### Source records
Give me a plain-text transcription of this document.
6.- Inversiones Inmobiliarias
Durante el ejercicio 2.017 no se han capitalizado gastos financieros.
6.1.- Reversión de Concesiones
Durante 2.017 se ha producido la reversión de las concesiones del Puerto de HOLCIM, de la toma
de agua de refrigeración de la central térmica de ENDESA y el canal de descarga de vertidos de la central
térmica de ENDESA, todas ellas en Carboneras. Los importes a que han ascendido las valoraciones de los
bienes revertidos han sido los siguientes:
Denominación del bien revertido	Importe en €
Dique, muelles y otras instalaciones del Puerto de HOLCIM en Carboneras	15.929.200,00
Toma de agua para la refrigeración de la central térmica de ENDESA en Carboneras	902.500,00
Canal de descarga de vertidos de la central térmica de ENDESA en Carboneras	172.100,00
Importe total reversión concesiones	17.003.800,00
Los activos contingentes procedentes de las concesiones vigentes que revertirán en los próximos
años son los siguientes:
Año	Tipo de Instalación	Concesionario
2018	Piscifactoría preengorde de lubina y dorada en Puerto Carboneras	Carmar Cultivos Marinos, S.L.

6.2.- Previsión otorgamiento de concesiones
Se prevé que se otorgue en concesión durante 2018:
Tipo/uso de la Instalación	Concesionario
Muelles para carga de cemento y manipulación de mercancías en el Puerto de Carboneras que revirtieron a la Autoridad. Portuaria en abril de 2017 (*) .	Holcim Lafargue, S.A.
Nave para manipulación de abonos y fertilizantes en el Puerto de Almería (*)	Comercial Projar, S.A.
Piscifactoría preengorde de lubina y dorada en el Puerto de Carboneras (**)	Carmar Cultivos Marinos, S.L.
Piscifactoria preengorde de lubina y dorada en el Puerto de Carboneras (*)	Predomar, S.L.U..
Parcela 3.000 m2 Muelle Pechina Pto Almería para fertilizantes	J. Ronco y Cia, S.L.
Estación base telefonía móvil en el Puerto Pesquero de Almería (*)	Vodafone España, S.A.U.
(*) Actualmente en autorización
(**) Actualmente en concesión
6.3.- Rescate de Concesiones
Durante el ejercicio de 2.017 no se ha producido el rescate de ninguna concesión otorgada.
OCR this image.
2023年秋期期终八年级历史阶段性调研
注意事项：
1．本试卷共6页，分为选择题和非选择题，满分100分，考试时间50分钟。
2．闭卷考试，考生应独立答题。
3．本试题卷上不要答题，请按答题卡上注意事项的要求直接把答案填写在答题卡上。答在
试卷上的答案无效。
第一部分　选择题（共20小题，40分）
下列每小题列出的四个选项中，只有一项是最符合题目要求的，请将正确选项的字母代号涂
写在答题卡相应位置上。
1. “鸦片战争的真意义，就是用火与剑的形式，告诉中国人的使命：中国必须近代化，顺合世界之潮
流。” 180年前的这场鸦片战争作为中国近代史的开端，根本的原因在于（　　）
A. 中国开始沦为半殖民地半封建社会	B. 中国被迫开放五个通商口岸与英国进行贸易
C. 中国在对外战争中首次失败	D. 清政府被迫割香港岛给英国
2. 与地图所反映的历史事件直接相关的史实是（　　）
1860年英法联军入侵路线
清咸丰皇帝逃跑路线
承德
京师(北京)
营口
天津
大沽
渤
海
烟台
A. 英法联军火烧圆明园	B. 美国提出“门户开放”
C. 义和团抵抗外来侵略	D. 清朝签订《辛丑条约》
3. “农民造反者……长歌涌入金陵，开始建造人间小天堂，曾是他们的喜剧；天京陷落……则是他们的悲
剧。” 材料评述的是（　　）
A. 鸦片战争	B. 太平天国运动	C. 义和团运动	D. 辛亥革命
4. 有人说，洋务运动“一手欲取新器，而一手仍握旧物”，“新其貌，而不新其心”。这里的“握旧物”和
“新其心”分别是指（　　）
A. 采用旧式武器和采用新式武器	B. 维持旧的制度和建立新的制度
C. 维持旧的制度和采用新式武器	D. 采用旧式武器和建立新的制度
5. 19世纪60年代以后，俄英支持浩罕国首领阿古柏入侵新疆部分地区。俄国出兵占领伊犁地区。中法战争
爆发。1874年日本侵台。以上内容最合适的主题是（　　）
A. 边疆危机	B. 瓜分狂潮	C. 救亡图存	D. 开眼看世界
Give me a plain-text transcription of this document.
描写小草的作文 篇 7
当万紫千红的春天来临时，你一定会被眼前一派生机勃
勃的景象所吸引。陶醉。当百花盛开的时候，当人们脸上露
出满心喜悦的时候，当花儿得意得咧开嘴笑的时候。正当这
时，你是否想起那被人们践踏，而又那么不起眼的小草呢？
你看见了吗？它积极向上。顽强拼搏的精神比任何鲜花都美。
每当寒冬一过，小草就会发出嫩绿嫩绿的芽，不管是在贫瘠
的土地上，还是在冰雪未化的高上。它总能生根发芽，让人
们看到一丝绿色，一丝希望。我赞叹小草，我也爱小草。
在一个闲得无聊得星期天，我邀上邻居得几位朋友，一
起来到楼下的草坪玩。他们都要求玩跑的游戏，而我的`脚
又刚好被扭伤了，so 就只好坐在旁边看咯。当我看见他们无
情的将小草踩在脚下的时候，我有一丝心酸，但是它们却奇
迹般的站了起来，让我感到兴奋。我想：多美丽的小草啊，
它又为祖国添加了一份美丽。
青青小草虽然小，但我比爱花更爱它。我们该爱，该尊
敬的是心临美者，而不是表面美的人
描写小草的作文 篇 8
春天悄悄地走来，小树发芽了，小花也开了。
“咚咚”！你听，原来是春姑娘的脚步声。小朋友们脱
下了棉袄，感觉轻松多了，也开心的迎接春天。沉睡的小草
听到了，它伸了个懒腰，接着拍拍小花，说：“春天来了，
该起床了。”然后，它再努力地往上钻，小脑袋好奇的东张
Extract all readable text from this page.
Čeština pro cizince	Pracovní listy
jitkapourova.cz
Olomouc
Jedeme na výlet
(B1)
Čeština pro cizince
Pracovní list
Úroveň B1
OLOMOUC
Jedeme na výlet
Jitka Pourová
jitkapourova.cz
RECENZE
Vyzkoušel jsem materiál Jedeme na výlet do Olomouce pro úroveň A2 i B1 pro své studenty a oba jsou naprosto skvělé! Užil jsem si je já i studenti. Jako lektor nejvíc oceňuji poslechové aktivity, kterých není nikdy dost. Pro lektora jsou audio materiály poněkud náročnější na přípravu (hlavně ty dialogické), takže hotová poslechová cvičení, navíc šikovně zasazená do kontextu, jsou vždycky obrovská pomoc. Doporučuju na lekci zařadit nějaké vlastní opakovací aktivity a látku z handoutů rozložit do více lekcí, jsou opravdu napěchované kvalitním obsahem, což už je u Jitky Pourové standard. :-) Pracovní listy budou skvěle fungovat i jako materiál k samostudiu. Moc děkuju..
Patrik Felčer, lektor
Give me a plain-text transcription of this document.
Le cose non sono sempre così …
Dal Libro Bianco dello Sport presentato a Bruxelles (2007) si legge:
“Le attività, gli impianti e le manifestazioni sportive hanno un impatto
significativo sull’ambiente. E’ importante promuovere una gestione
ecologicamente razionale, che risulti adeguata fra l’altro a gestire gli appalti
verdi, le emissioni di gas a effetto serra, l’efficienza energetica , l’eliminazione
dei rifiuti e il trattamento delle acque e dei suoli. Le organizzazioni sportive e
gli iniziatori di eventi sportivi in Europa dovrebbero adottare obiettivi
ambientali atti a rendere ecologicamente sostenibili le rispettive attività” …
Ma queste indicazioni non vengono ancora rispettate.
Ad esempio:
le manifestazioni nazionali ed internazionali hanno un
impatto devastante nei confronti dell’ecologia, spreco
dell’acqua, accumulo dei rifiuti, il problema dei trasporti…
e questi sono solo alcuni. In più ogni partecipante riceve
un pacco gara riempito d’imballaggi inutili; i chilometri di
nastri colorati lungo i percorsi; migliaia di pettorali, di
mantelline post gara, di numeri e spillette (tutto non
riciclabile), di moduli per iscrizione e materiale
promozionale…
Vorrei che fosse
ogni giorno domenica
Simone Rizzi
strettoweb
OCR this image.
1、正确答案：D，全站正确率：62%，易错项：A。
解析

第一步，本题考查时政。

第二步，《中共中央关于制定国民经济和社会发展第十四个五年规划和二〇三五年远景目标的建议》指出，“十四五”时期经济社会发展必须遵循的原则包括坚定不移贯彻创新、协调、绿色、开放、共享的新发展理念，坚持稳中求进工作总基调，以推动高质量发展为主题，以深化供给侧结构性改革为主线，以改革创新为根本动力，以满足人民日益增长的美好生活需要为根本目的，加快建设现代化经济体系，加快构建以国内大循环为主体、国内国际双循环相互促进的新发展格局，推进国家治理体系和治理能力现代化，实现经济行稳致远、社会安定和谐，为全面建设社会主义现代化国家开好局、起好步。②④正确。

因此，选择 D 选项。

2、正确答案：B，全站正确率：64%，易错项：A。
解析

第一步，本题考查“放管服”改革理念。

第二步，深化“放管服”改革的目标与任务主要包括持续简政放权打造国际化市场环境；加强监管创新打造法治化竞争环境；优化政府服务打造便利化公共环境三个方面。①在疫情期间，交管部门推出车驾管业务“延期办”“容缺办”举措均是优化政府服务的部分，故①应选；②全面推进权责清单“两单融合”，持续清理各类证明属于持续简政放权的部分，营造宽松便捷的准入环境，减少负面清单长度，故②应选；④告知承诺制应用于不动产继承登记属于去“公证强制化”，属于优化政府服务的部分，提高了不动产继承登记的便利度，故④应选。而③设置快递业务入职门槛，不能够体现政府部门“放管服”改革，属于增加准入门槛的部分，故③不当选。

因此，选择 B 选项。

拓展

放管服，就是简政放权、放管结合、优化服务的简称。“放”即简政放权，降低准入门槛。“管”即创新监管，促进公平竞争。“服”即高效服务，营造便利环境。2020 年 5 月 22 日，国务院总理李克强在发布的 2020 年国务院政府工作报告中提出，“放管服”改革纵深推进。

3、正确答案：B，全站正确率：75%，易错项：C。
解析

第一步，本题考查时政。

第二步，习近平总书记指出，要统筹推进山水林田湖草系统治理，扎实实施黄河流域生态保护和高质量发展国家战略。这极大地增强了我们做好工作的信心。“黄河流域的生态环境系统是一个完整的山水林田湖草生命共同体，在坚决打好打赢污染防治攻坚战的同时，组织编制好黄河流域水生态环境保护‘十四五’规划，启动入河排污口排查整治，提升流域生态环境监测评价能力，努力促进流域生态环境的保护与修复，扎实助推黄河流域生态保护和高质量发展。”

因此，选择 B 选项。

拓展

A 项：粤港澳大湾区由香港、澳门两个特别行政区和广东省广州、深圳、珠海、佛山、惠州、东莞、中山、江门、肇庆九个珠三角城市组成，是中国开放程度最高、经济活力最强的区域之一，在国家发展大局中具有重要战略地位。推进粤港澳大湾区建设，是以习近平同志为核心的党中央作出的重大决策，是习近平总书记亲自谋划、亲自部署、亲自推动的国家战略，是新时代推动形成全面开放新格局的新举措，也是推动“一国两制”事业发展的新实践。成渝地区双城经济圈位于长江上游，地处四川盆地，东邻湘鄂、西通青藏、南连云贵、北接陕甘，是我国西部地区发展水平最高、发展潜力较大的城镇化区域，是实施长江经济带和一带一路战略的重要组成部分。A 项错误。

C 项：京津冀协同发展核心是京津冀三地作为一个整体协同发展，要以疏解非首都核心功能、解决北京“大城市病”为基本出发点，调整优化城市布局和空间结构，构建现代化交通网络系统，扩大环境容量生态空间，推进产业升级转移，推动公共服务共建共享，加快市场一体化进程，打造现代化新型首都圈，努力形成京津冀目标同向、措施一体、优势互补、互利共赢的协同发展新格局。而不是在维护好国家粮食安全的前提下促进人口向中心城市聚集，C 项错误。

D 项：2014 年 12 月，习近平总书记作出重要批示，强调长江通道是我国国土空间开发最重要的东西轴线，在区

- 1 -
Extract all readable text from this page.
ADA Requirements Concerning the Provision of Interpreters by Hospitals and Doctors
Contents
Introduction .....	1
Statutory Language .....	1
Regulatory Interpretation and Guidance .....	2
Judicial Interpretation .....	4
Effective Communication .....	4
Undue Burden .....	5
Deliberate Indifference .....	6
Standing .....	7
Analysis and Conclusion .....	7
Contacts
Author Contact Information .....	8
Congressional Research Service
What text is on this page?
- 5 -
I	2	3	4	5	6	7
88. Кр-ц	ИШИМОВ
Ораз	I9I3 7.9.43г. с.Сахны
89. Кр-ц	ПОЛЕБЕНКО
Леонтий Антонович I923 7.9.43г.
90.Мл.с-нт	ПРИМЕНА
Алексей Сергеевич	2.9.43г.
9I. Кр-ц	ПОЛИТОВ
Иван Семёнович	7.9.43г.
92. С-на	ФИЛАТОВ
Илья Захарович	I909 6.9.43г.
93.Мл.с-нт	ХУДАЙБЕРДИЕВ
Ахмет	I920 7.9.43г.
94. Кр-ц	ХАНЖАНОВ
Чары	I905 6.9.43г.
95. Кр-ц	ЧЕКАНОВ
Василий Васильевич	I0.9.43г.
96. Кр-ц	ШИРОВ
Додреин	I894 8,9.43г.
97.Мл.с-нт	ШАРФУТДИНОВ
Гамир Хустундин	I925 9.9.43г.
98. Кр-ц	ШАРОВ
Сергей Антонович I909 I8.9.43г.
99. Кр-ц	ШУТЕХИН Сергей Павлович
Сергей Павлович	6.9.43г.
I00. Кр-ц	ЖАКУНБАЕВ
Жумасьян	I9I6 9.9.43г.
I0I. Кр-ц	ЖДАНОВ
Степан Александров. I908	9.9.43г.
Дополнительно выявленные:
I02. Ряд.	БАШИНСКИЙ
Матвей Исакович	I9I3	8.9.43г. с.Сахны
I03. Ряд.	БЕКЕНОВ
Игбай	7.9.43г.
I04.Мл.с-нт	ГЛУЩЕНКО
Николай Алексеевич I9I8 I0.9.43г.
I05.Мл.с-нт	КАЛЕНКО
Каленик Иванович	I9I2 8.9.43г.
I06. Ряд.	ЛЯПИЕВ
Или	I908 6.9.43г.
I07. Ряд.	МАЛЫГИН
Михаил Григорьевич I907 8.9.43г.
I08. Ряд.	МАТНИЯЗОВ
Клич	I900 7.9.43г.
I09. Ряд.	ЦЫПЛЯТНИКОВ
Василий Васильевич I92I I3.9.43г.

### Stated task
Copy all lines from the listing that contain "lubina".

### Solution to the exercise
2018	Piscifactoría preengorde de lubina y dorada en Puerto Carboneras	Carmar Cultivos Marinos, S.L.
Piscifactoría preengorde de lubina y dorada en el Puerto de Carboneras (**)	Carmar Cultivos Marinos, S.L.
Piscifactoria preengorde de lubina y dorada en el Puerto de Carboneras (*)	Predomar, S.L.U..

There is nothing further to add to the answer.